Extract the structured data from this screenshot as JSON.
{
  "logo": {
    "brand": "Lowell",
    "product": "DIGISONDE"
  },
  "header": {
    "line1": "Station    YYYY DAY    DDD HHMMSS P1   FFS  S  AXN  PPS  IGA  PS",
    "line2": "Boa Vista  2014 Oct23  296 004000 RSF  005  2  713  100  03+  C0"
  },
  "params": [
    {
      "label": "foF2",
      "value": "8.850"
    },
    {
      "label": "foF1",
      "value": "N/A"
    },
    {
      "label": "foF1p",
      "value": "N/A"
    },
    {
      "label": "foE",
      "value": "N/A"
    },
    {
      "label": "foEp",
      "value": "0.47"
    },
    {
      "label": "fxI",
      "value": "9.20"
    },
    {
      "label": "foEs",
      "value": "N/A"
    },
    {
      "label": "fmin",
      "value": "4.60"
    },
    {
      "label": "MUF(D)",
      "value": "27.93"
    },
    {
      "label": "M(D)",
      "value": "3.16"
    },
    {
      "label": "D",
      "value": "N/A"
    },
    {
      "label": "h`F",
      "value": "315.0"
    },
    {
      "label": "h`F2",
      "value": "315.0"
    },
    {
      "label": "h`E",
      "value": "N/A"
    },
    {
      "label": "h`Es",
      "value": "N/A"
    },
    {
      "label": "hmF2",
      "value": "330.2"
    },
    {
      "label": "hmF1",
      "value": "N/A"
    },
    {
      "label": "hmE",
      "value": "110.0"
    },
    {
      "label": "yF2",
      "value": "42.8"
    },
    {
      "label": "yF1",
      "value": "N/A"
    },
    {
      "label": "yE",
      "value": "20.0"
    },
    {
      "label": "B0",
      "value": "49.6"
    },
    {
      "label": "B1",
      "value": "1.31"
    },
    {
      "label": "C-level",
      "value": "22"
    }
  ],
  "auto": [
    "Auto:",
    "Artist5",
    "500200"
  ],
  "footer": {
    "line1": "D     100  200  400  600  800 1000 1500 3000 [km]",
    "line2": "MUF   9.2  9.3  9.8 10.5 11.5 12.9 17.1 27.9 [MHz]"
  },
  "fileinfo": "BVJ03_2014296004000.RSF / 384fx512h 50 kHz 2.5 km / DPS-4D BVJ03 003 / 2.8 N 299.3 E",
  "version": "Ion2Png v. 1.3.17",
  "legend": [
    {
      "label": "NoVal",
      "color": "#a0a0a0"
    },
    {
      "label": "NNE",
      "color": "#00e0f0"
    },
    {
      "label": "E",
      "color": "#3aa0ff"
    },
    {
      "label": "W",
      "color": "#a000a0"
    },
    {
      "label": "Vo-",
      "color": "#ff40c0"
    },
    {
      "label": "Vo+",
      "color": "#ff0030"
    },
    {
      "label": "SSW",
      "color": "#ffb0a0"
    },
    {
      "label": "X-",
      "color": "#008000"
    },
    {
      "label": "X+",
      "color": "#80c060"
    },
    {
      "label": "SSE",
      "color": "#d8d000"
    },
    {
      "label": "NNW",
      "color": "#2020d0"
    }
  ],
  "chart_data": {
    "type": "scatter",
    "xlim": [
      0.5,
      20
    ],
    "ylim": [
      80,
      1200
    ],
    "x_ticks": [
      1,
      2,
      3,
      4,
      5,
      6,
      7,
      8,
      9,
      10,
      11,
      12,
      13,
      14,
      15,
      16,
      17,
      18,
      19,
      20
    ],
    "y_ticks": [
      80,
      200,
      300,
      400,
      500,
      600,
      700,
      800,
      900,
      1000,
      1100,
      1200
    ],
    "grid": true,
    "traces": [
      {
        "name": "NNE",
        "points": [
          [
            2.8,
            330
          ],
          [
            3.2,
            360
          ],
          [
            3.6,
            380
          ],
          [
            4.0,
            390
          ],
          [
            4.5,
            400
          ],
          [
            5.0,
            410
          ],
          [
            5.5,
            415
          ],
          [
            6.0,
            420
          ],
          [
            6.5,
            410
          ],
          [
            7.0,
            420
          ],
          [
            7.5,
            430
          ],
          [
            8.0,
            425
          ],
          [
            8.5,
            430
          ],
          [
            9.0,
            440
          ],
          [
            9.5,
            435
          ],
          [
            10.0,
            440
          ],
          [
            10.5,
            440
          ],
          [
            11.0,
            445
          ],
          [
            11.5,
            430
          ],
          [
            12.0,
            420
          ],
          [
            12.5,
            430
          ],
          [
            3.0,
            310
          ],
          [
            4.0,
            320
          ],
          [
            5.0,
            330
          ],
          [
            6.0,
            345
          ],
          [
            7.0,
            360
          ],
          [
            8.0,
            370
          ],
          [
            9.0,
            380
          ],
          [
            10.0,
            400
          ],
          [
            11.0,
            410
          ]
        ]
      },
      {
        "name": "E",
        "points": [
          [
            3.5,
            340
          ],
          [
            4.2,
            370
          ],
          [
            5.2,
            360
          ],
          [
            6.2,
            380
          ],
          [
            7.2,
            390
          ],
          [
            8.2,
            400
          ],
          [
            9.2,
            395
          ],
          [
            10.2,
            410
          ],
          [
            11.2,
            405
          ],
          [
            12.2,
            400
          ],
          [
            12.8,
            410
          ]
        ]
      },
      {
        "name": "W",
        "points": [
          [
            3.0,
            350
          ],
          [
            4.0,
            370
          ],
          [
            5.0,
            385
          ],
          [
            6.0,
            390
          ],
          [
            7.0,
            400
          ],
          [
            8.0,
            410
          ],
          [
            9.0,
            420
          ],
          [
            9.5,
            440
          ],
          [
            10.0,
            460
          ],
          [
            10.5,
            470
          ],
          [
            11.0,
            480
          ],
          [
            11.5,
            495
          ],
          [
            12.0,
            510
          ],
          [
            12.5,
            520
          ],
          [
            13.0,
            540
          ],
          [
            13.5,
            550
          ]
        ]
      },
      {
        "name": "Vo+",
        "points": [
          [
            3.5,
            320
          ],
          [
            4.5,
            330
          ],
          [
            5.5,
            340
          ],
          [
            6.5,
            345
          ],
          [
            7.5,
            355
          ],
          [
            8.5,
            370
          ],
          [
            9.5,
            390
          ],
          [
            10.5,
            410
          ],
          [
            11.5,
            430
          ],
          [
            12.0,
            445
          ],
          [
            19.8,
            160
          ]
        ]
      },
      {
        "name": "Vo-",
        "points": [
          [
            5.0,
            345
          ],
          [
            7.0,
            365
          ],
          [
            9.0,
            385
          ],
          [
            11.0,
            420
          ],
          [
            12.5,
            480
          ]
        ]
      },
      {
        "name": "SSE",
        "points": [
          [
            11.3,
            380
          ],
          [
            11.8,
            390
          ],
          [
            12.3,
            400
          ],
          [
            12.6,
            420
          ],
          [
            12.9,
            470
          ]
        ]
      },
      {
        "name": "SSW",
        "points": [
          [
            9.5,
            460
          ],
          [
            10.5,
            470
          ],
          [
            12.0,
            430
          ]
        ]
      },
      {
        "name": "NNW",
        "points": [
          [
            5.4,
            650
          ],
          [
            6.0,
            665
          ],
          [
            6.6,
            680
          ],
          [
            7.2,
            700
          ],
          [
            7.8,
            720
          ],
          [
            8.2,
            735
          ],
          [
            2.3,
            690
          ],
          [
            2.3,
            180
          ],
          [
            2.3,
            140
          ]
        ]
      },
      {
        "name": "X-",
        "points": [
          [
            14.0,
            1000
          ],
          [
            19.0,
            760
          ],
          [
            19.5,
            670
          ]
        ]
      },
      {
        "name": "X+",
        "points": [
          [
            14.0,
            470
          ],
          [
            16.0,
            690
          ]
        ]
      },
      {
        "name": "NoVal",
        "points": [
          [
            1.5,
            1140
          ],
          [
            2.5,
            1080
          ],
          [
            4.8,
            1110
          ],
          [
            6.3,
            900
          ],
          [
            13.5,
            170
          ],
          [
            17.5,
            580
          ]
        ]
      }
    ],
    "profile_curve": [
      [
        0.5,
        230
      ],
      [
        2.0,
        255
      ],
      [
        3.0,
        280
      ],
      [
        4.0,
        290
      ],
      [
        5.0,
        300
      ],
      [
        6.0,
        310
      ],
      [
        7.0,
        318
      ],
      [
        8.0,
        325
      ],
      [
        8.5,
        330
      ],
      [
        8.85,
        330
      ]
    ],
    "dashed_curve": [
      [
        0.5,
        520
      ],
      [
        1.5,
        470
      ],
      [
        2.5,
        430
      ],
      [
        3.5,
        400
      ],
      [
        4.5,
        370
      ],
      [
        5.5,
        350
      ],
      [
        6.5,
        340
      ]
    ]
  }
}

#### TO BE DONE:
Gather and copy every line of the data in which the string "color" is found.

#### PROBLEM SOLUTION:
      "color": "#a0a0a0"
      "color": "#00e0f0"
      "color": "#3aa0ff"
      "color": "#a000a0"
      "color": "#ff40c0"
      "color": "#ff0030"
      "color": "#ffb0a0"
      "color": "#008000"
      "color": "#80c060"
      "color": "#d8d000"
      "color": "#2020d0"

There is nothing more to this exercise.